What the task asks:
Look through the records below and collect all lines that hold the string "page".

====================

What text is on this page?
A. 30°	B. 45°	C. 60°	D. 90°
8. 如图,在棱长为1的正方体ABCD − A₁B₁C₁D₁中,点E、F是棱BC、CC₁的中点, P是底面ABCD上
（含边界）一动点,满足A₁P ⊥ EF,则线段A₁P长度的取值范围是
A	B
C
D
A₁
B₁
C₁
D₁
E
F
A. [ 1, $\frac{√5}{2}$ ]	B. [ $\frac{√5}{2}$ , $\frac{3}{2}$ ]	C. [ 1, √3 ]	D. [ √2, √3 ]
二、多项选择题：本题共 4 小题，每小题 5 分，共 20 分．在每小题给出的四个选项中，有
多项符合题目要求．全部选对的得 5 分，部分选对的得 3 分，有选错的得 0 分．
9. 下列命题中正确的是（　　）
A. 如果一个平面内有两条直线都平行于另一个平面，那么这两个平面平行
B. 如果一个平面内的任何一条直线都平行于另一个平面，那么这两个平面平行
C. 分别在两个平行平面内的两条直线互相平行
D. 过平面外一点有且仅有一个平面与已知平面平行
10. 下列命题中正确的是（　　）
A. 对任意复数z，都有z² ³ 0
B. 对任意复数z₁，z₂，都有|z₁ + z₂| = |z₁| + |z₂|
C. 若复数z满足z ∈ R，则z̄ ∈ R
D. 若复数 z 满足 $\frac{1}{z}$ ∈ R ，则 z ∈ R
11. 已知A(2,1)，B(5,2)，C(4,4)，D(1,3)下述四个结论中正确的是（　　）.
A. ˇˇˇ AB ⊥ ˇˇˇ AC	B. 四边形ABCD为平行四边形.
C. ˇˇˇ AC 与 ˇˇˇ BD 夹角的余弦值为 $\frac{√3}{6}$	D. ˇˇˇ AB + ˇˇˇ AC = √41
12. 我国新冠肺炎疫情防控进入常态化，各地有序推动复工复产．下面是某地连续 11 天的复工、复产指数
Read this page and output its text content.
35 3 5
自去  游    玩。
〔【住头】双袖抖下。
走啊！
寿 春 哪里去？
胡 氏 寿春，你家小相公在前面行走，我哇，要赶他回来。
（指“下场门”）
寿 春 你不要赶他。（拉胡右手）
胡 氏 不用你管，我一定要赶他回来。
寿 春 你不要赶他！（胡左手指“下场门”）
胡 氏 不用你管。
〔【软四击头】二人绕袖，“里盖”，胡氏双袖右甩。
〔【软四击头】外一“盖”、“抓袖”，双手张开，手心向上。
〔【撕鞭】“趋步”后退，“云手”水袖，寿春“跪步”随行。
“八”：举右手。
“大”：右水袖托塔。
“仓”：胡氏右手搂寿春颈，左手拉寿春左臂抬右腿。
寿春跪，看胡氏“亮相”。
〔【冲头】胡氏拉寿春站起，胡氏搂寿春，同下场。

====================

Result:
What text is on this page?
Read this page and output its text content.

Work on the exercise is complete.